▶ [SUPPLIED DATA]
··········
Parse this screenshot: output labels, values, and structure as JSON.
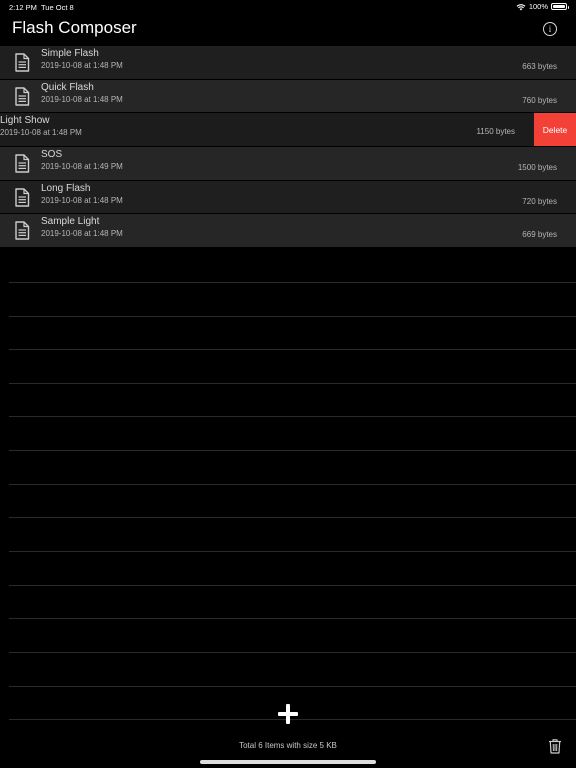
{
  "status_bar": {
    "time": "2:12 PM",
    "date": "Tue Oct 8",
    "battery": "100%"
  },
  "nav": {
    "title": "Flash Composer",
    "info_icon": "info-circle-icon"
  },
  "rows": [
    {
      "title": "Simple Flash",
      "date": "2019-10-08 at 1:48 PM",
      "size": "663 bytes"
    },
    {
      "title": "Quick Flash",
      "date": "2019-10-08 at 1:48 PM",
      "size": "760 bytes"
    },
    {
      "title": "Light Show",
      "date": "2019-10-08 at 1:48 PM",
      "size": "1150 bytes",
      "delete_label": "Delete"
    },
    {
      "title": "SOS",
      "date": "2019-10-08 at 1:49 PM",
      "size": "1500 bytes"
    },
    {
      "title": "Long Flash",
      "date": "2019-10-08 at 1:48 PM",
      "size": "720 bytes"
    },
    {
      "title": "Sample Light",
      "date": "2019-10-08 at 1:48 PM",
      "size": "669 bytes"
    }
  ],
  "footer": {
    "summary": "Total 6 Items with size 5 KB",
    "add_icon": "plus-icon",
    "trash_icon": "trash-icon"
  },
  "colors": {
    "background": "#000000",
    "row_dark": "#1f1f1f",
    "row_light": "#262626",
    "delete": "#f34138"
  }
}
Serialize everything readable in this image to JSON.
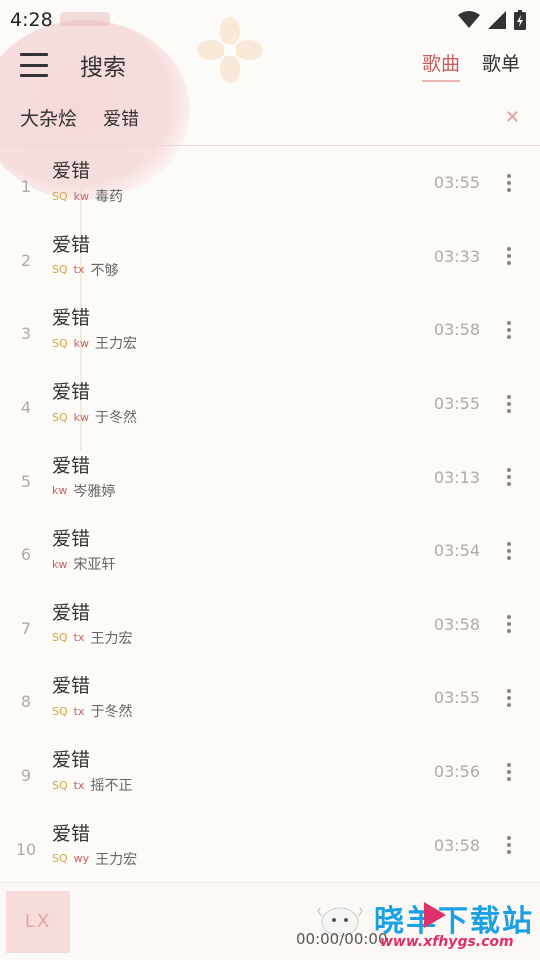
{
  "status": {
    "time": "4:28"
  },
  "header": {
    "title": "搜索",
    "tabs": [
      {
        "label": "歌曲",
        "active": true
      },
      {
        "label": "歌单",
        "active": false
      }
    ]
  },
  "search": {
    "source": "大杂烩",
    "query": "爱错"
  },
  "songs": [
    {
      "index": "1",
      "name": "爱错",
      "sq": "SQ",
      "src": "kw",
      "artist": "毒药",
      "duration": "03:55"
    },
    {
      "index": "2",
      "name": "爱错",
      "sq": "SQ",
      "src": "tx",
      "artist": "不够",
      "duration": "03:33"
    },
    {
      "index": "3",
      "name": "爱错",
      "sq": "SQ",
      "src": "kw",
      "artist": "王力宏",
      "duration": "03:58"
    },
    {
      "index": "4",
      "name": "爱错",
      "sq": "SQ",
      "src": "kw",
      "artist": "于冬然",
      "duration": "03:55"
    },
    {
      "index": "5",
      "name": "爱错",
      "sq": "",
      "src": "kw",
      "artist": "岑雅婷",
      "duration": "03:13"
    },
    {
      "index": "6",
      "name": "爱错",
      "sq": "",
      "src": "kw",
      "artist": "宋亚轩",
      "duration": "03:54"
    },
    {
      "index": "7",
      "name": "爱错",
      "sq": "SQ",
      "src": "tx",
      "artist": "王力宏",
      "duration": "03:58"
    },
    {
      "index": "8",
      "name": "爱错",
      "sq": "SQ",
      "src": "tx",
      "artist": "于冬然",
      "duration": "03:55"
    },
    {
      "index": "9",
      "name": "爱错",
      "sq": "SQ",
      "src": "tx",
      "artist": "摇不正",
      "duration": "03:56"
    },
    {
      "index": "10",
      "name": "爱错",
      "sq": "SQ",
      "src": "wy",
      "artist": "王力宏",
      "duration": "03:58"
    }
  ],
  "player": {
    "cover_text": "LX",
    "progress": "00:00/00:00"
  },
  "watermark": {
    "title": "晓羊下载站",
    "url": "www.xfhygs.com"
  },
  "colors": {
    "accent": "#c9605e",
    "sq": "#d4a44c",
    "background": "#fdfbf8"
  }
}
··········
▶ [GIVEN INSTRUCTION] Output the entries above exactly, without their pictures.

▶ [TASK RESPONSE]
Parse this screenshot: output labels, values, and structure as JSON.
{
  "status_bar": {
    "time": "2:12 PM",
    "date": "Tue Oct 8",
    "battery": "100%"
  },
  "nav": {
    "title": "Flash Composer",
    "info_icon": "info-circle-icon"
  },
  "rows": [
    {
      "title": "Simple Flash",
      "date": "2019-10-08 at 1:48 PM",
      "size": "663 bytes"
    },
    {
      "title": "Quick Flash",
      "date": "2019-10-08 at 1:48 PM",
      "size": "760 bytes"
    },
    {
      "title": "Light Show",
      "date": "2019-10-08 at 1:48 PM",
      "size": "1150 bytes",
      "delete_label": "Delete"
    },
    {
      "title": "SOS",
      "date": "2019-10-08 at 1:49 PM",
      "size": "1500 bytes"
    },
    {
      "title": "Long Flash",
      "date": "2019-10-08 at 1:48 PM",
      "size": "720 bytes"
    },
    {
      "title": "Sample Light",
      "date": "2019-10-08 at 1:48 PM",
      "size": "669 bytes"
    }
  ],
  "footer": {
    "summary": "Total 6 Items with size 5 KB",
    "add_icon": "plus-icon",
    "trash_icon": "trash-icon"
  },
  "colors": {
    "background": "#000000",
    "row_dark": "#1f1f1f",
    "row_light": "#262626",
    "delete": "#f34138"
  }
}
Serialize everything readable in this image to JSON.
{
  "status": {
    "time": "4:28"
  },
  "header": {
    "title": "搜索",
    "tabs": [
      {
        "label": "歌曲",
        "active": true
      },
      {
        "label": "歌单",
        "active": false
      }
    ]
  },
  "search": {
    "source": "大杂烩",
    "query": "爱错"
  },
  "songs": [
    {
      "index": "1",
      "name": "爱错",
      "sq": "SQ",
      "src": "kw",
      "artist": "毒药",
      "duration": "03:55"
    },
    {
      "index": "2",
      "name": "爱错",
      "sq": "SQ",
      "src": "tx",
      "artist": "不够",
      "duration": "03:33"
    },
    {
      "index": "3",
      "name": "爱错",
      "sq": "SQ",
      "src": "kw",
      "artist": "王力宏",
      "duration": "03:58"
    },
    {
      "index": "4",
      "name": "爱错",
      "sq": "SQ",
      "src": "kw",
      "artist": "于冬然",
      "duration": "03:55"
    },
    {
      "index": "5",
      "name": "爱错",
      "sq": "",
      "src": "kw",
      "artist": "岑雅婷",
      "duration": "03:13"
    },
    {
      "index": "6",
      "name": "爱错",
      "sq": "",
      "src": "kw",
      "artist": "宋亚轩",
      "duration": "03:54"
    },
    {
      "index": "7",
      "name": "爱错",
      "sq": "SQ",
      "src": "tx",
      "artist": "王力宏",
      "duration": "03:58"
    },
    {
      "index": "8",
      "name": "爱错",
      "sq": "SQ",
      "src": "tx",
      "artist": "于冬然",
      "duration": "03:55"
    },
    {
      "index": "9",
      "name": "爱错",
      "sq": "SQ",
      "src": "tx",
      "artist": "摇不正",
      "duration": "03:56"
    },
    {
      "index": "10",
      "name": "爱错",
      "sq": "SQ",
      "src": "wy",
      "artist": "王力宏",
      "duration": "03:58"
    }
  ],
  "player": {
    "cover_text": "LX",
    "progress": "00:00/00:00"
  },
  "watermark": {
    "title": "晓羊下载站",
    "url": "www.xfhygs.com"
  },
  "colors": {
    "accent": "#c9605e",
    "sq": "#d4a44c",
    "background": "#fdfbf8"
  }
}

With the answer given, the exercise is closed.